What to do: Gather from the material every line that contains the string "name".

========================================================================

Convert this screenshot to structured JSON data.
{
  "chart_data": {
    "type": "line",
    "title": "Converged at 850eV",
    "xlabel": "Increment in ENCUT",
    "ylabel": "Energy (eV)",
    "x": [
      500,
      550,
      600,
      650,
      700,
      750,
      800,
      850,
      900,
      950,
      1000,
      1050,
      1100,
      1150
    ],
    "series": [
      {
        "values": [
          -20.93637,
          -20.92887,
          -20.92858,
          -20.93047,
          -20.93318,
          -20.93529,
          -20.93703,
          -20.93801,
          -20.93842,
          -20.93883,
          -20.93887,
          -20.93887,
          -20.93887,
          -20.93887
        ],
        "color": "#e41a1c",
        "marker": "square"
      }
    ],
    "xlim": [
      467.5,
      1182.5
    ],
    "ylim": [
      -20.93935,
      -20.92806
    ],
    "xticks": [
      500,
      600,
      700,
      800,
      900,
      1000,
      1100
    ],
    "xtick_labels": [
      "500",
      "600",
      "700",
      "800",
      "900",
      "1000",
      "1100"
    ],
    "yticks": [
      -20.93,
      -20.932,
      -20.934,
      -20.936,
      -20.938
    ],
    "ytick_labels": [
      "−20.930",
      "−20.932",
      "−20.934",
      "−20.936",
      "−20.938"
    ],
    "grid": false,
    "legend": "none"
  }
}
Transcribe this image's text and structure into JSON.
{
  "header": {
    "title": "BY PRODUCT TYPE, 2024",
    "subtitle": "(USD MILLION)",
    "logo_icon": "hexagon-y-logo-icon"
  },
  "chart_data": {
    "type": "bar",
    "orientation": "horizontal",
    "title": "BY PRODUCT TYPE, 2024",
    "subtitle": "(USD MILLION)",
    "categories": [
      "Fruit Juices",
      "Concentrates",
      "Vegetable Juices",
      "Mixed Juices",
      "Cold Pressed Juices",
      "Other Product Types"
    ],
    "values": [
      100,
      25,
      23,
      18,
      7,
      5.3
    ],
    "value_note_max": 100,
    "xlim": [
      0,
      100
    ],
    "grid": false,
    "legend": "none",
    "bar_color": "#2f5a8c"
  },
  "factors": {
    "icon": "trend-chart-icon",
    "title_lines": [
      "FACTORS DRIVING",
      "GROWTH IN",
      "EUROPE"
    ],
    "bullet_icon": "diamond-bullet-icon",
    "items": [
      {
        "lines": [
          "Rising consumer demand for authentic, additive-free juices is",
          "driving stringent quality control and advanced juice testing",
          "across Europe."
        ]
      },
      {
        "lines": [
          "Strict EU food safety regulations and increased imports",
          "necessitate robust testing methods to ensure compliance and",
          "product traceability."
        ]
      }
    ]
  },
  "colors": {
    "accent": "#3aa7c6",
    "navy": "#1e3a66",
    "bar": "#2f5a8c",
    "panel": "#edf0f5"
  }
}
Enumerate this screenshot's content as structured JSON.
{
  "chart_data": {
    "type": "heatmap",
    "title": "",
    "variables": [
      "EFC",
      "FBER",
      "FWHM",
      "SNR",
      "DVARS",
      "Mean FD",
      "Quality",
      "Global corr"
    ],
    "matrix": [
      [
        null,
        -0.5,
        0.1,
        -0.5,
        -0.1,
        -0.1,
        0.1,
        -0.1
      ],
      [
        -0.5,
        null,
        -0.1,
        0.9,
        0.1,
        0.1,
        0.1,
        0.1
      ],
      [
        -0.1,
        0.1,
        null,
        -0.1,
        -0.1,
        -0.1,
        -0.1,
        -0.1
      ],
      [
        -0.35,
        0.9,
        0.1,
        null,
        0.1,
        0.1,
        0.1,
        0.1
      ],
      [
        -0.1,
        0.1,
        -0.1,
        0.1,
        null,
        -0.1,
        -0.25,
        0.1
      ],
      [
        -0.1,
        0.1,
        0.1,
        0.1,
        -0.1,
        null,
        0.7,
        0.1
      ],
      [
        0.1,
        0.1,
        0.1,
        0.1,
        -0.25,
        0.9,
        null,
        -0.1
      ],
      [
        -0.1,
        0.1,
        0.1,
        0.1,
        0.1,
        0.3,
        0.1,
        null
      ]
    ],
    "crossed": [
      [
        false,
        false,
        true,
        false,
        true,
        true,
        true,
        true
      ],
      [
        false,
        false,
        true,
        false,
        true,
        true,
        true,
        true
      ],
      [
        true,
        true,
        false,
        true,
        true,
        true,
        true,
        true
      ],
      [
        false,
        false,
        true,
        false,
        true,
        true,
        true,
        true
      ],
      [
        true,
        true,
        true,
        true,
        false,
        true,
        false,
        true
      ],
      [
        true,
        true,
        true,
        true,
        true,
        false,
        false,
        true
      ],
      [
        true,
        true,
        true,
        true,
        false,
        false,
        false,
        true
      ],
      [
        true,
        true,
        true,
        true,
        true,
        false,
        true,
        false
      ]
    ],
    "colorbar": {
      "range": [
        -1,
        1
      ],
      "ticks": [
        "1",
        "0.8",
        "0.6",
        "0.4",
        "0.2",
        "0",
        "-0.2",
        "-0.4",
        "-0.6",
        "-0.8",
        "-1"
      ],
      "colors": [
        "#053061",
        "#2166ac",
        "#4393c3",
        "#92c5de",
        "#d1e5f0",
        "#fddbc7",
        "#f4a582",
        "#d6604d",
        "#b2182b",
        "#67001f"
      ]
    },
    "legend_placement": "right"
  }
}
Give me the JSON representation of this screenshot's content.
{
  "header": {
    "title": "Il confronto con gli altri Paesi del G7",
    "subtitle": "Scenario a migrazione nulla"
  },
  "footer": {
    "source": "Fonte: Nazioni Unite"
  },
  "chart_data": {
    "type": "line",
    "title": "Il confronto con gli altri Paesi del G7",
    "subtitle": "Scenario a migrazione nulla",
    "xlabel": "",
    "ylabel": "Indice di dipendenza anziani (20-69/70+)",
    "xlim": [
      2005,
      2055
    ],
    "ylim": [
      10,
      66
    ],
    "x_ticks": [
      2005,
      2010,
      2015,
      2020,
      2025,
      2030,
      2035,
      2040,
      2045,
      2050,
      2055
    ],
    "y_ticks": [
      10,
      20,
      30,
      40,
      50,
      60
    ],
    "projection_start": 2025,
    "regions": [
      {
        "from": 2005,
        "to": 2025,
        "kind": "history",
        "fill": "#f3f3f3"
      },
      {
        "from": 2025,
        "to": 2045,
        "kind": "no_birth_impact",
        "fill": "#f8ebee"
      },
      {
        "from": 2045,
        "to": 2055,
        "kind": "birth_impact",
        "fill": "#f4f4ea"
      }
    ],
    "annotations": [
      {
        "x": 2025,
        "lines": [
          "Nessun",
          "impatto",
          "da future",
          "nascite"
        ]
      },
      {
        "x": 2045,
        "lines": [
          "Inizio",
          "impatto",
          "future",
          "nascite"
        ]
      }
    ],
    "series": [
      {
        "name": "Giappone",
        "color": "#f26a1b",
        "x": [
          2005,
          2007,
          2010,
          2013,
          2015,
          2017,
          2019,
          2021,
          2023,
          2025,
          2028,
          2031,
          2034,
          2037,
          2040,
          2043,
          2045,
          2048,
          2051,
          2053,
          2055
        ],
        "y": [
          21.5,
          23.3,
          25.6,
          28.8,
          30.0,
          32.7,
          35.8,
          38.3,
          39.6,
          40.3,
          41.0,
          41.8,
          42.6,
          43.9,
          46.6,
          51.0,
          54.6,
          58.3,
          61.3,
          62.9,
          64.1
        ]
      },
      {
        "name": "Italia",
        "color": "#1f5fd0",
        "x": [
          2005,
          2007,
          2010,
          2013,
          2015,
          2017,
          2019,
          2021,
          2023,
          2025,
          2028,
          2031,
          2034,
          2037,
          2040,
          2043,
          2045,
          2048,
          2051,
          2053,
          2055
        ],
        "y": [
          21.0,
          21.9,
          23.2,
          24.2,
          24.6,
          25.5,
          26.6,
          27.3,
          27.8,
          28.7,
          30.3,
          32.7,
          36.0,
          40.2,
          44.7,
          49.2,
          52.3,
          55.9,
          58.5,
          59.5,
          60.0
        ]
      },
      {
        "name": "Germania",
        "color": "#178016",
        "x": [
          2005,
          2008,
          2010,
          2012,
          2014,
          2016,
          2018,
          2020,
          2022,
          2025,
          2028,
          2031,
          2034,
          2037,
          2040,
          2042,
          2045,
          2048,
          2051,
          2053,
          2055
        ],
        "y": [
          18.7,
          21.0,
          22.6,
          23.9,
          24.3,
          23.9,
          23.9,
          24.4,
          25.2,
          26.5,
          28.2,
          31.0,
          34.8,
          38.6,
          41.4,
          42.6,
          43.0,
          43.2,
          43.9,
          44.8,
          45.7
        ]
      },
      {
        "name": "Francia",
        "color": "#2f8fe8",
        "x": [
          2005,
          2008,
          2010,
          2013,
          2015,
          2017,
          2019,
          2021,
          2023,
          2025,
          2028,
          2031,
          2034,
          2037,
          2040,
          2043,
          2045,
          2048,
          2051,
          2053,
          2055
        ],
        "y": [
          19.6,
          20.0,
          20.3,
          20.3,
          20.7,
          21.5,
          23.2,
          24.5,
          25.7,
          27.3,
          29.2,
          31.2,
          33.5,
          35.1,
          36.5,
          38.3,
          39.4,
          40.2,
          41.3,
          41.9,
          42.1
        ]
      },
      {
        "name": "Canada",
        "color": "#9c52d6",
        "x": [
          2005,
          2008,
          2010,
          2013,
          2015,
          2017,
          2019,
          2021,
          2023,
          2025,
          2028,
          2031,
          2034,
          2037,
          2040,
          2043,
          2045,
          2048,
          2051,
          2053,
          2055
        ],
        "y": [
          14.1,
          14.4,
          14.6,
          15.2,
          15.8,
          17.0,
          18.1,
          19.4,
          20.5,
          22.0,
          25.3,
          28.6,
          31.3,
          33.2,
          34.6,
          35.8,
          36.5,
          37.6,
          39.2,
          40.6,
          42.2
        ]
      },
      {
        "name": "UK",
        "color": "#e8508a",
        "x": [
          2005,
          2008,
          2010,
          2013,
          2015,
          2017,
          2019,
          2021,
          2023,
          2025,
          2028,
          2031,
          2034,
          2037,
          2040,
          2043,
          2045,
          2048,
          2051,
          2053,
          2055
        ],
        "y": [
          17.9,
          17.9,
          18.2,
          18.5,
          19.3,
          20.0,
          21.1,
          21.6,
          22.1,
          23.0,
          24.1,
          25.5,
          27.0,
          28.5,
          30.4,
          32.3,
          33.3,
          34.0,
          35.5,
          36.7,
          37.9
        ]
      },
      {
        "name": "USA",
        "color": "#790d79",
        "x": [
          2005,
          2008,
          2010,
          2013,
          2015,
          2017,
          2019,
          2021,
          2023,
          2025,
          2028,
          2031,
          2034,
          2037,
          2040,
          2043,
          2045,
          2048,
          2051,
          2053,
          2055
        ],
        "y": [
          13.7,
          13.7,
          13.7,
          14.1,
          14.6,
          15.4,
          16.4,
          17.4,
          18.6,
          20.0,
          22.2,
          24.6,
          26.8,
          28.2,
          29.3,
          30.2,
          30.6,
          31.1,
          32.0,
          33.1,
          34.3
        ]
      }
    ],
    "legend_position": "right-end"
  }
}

========================================================================

The response:
        "name": "Giappone",
        "name": "Italia",
        "name": "Germania",
        "name": "Francia",
        "name": "Canada",
        "name": "UK",
        "name": "USA",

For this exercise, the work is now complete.